WRITTEN PROBLEM
Leave out the pictures and repeat every record exactly.

TASK INPUT
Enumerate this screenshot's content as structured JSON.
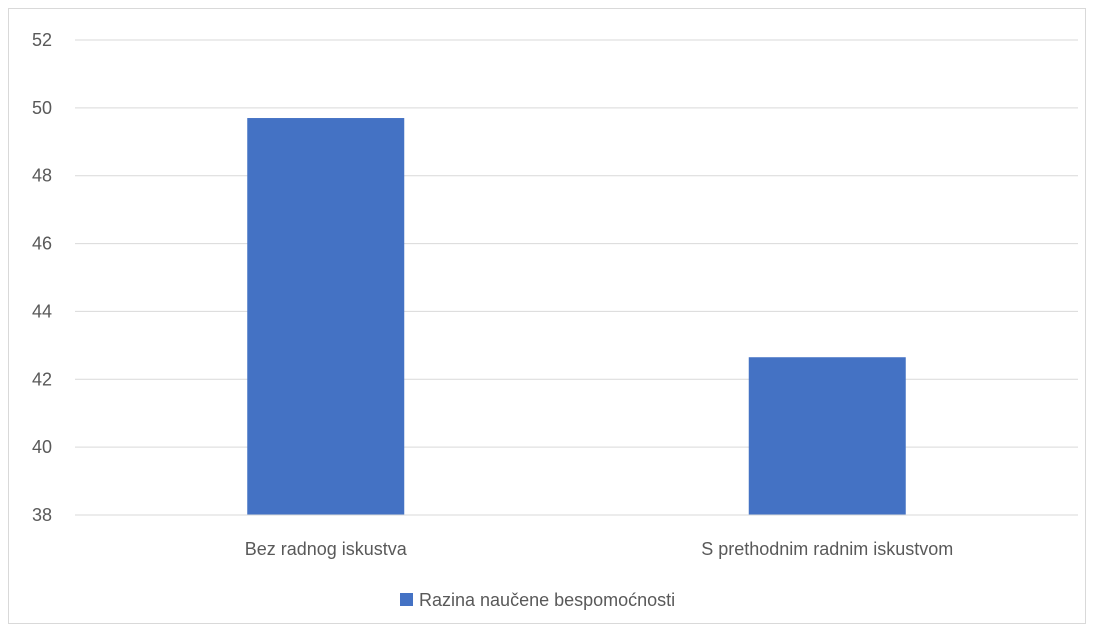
{
  "chart_data": {
    "type": "bar",
    "categories": [
      "Bez radnog iskustva",
      "S prethodnim radnim iskustvom"
    ],
    "series": [
      {
        "name": "Razina naučene bespomoćnosti",
        "values": [
          49.7,
          42.65
        ],
        "color": "#4472C4"
      }
    ],
    "ylim": [
      38,
      52
    ],
    "yticks": [
      38,
      40,
      42,
      44,
      46,
      48,
      50,
      52
    ],
    "grid": true,
    "legend": "bottom",
    "title": "",
    "xlabel": "",
    "ylabel": ""
  }
}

TASK SOLUTION
Enumerate this screenshot's content as structured JSON.
{
  "chart_data": {
    "type": "bar",
    "categories": [
      "Bez radnog iskustva",
      "S prethodnim radnim iskustvom"
    ],
    "series": [
      {
        "name": "Razina naučene bespomoćnosti",
        "values": [
          49.7,
          42.65
        ],
        "color": "#4472C4"
      }
    ],
    "ylim": [
      38,
      52
    ],
    "yticks": [
      38,
      40,
      42,
      44,
      46,
      48,
      50,
      52
    ],
    "grid": true,
    "legend": "bottom",
    "title": "",
    "xlabel": "",
    "ylabel": ""
  }
}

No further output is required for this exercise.